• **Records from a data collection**
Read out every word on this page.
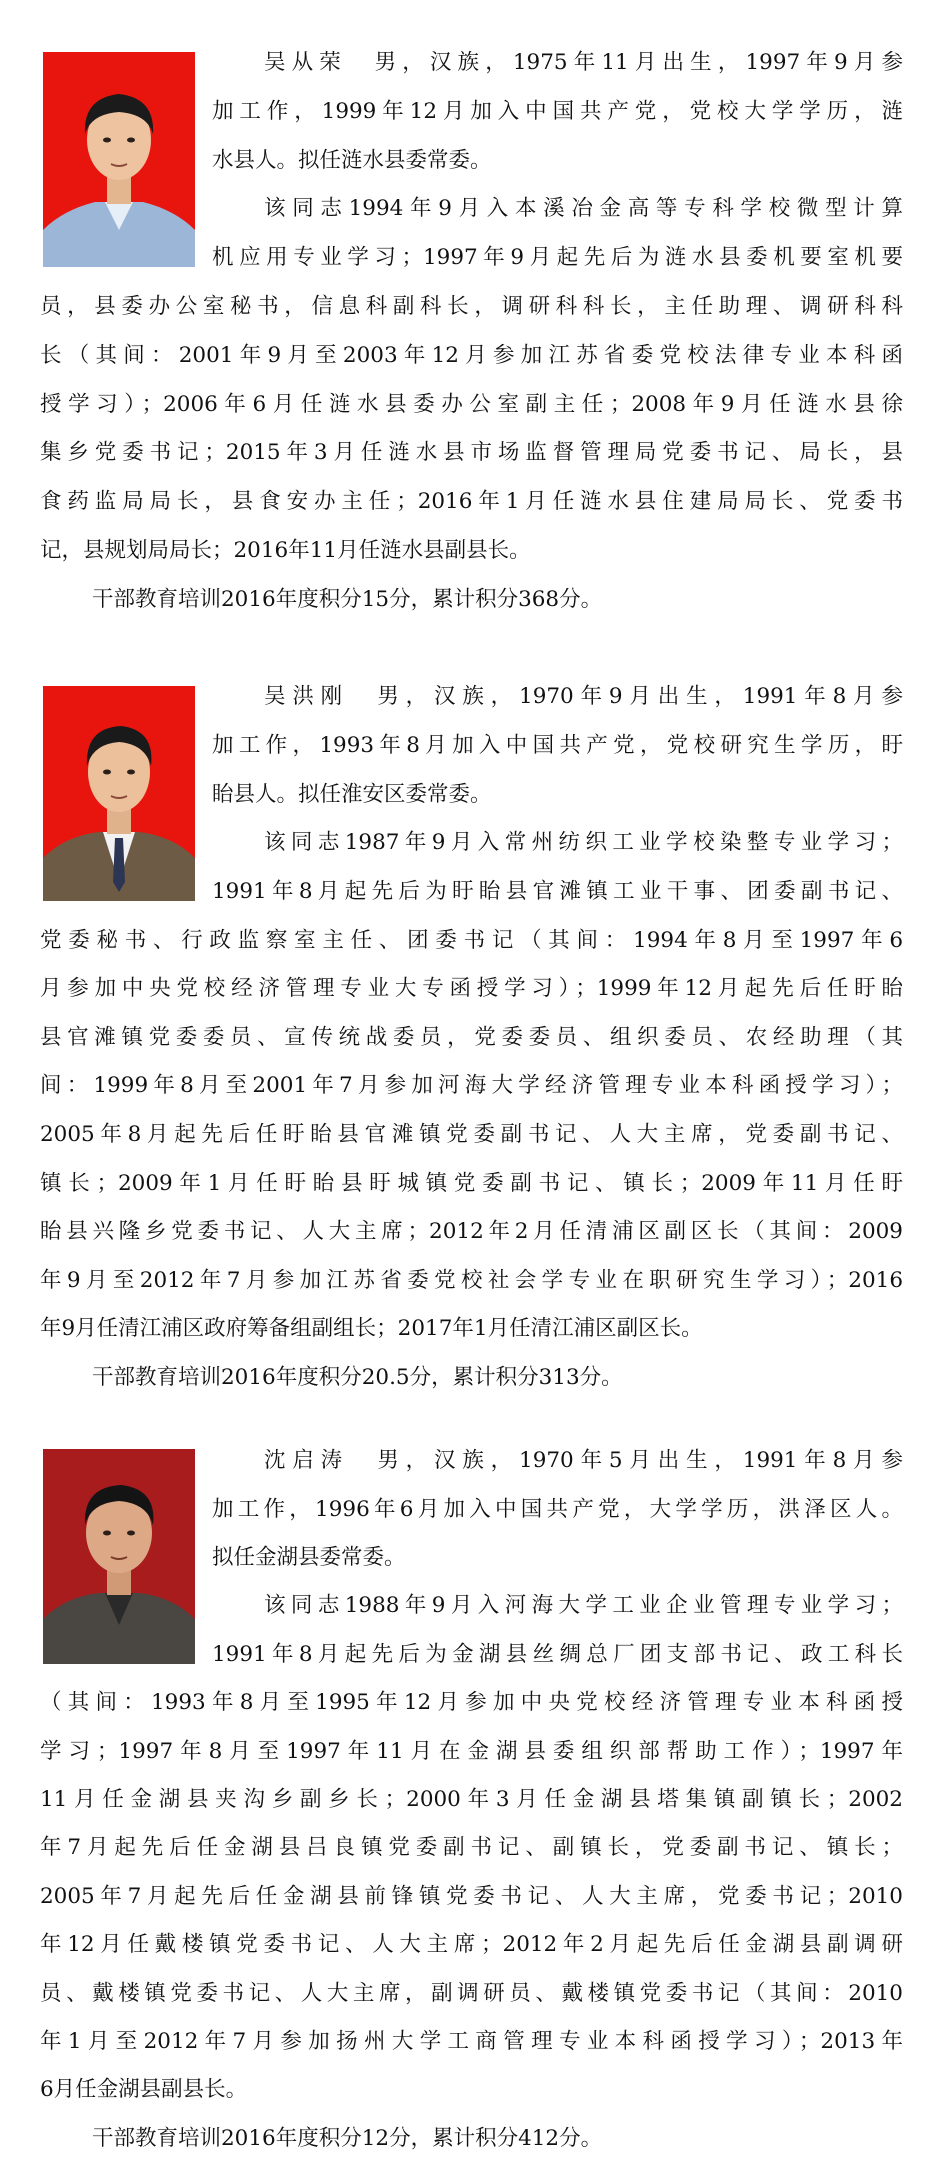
吴从荣　男，汉族，1975年11月出生，1997年9月参
加工作，1999年12月加入中国共产党，党校大学学历，涟
水县人。拟任涟水县委常委。
该同志1994年9月入本溪冶金高等专科学校微型计算
机应用专业学习；1997年9月起先后为涟水县委机要室机要
员，县委办公室秘书，信息科副科长，调研科科长，主任助理、调研科科
长（其间：2001年9月至2003年12月参加江苏省委党校法律专业本科函
授学习）；2006年6月任涟水县委办公室副主任；2008年9月任涟水县徐
集乡党委书记；2015年3月任涟水县市场监督管理局党委书记、局长，县
食药监局局长，县食安办主任；2016年1月任涟水县住建局局长、党委书
记，县规划局局长；2016年11月任涟水县副县长。
干部教育培训2016年度积分15分，累计积分368分。
吴洪刚　男，汉族，1970年9月出生，1991年8月参
加工作，1993年8月加入中国共产党，党校研究生学历，盱
眙县人。拟任淮安区委常委。
该同志1987年9月入常州纺织工业学校染整专业学习；
1991年8月起先后为盱眙县官滩镇工业干事、团委副书记、
党委秘书、行政监察室主任、团委书记（其间：1994年8月至1997年6
月参加中央党校经济管理专业大专函授学习）；1999年12月起先后任盱眙
县官滩镇党委委员、宣传统战委员，党委委员、组织委员、农经助理（其
间：1999年8月至2001年7月参加河海大学经济管理专业本科函授学习）；
2005年8月起先后任盱眙县官滩镇党委副书记、人大主席，党委副书记、
镇长；2009年1月任盱眙县盱城镇党委副书记、镇长；2009年11月任盱
眙县兴隆乡党委书记、人大主席；2012年2月任清浦区副区长（其间：2009
年9月至2012年7月参加江苏省委党校社会学专业在职研究生学习）；2016
年9月任清江浦区政府筹备组副组长；2017年1月任清江浦区副区长。
干部教育培训2016年度积分20.5分，累计积分313分。
沈启涛　男，汉族，1970年5月出生，1991年8月参
加工作，1996年6月加入中国共产党，大学学历，洪泽区人。
拟任金湖县委常委。
该同志1988年9月入河海大学工业企业管理专业学习；
1991年8月起先后为金湖县丝绸总厂团支部书记、政工科长
（其间：1993年8月至1995年12月参加中央党校经济管理专业本科函授
学习；1997年8月至1997年11月在金湖县委组织部帮助工作）；1997年
11月任金湖县夹沟乡副乡长；2000年3月任金湖县塔集镇副镇长；2002
年7月起先后任金湖县吕良镇党委副书记、副镇长，党委副书记、镇长；
2005年7月起先后任金湖县前锋镇党委书记、人大主席，党委书记；2010
年12月任戴楼镇党委书记、人大主席；2012年2月起先后任金湖县副调研
员、戴楼镇党委书记、人大主席，副调研员、戴楼镇党委书记（其间：2010
年1月至2012年7月参加扬州大学工商管理专业本科函授学习）；2013年
6月任金湖县副县长。
干部教育培训2016年度积分12分，累计积分412分。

• **WHAT IS EXPECTED**
Write the material out again exactly as it appears, dropping the pictures.

• **RESULT**
Read out every word on this page.
吴从荣　男，汉族，1975年11月出生，1997年9月参
加工作，1999年12月加入中国共产党，党校大学学历，涟
水县人。拟任涟水县委常委。
该同志1994年9月入本溪冶金高等专科学校微型计算
机应用专业学习；1997年9月起先后为涟水县委机要室机要
员，县委办公室秘书，信息科副科长，调研科科长，主任助理、调研科科
长（其间：2001年9月至2003年12月参加江苏省委党校法律专业本科函
授学习）；2006年6月任涟水县委办公室副主任；2008年9月任涟水县徐
集乡党委书记；2015年3月任涟水县市场监督管理局党委书记、局长，县
食药监局局长，县食安办主任；2016年1月任涟水县住建局局长、党委书
记，县规划局局长；2016年11月任涟水县副县长。
干部教育培训2016年度积分15分，累计积分368分。
吴洪刚　男，汉族，1970年9月出生，1991年8月参
加工作，1993年8月加入中国共产党，党校研究生学历，盱
眙县人。拟任淮安区委常委。
该同志1987年9月入常州纺织工业学校染整专业学习；
1991年8月起先后为盱眙县官滩镇工业干事、团委副书记、
党委秘书、行政监察室主任、团委书记（其间：1994年8月至1997年6
月参加中央党校经济管理专业大专函授学习）；1999年12月起先后任盱眙
县官滩镇党委委员、宣传统战委员，党委委员、组织委员、农经助理（其
间：1999年8月至2001年7月参加河海大学经济管理专业本科函授学习）；
2005年8月起先后任盱眙县官滩镇党委副书记、人大主席，党委副书记、
镇长；2009年1月任盱眙县盱城镇党委副书记、镇长；2009年11月任盱
眙县兴隆乡党委书记、人大主席；2012年2月任清浦区副区长（其间：2009
年9月至2012年7月参加江苏省委党校社会学专业在职研究生学习）；2016
年9月任清江浦区政府筹备组副组长；2017年1月任清江浦区副区长。
干部教育培训2016年度积分20.5分，累计积分313分。
沈启涛　男，汉族，1970年5月出生，1991年8月参
加工作，1996年6月加入中国共产党，大学学历，洪泽区人。
拟任金湖县委常委。
该同志1988年9月入河海大学工业企业管理专业学习；
1991年8月起先后为金湖县丝绸总厂团支部书记、政工科长
（其间：1993年8月至1995年12月参加中央党校经济管理专业本科函授
学习；1997年8月至1997年11月在金湖县委组织部帮助工作）；1997年
11月任金湖县夹沟乡副乡长；2000年3月任金湖县塔集镇副镇长；2002
年7月起先后任金湖县吕良镇党委副书记、副镇长，党委副书记、镇长；
2005年7月起先后任金湖县前锋镇党委书记、人大主席，党委书记；2010
年12月任戴楼镇党委书记、人大主席；2012年2月起先后任金湖县副调研
员、戴楼镇党委书记、人大主席，副调研员、戴楼镇党委书记（其间：2010
年1月至2012年7月参加扬州大学工商管理专业本科函授学习）；2013年
6月任金湖县副县长。
干部教育培训2016年度积分12分，累计积分412分。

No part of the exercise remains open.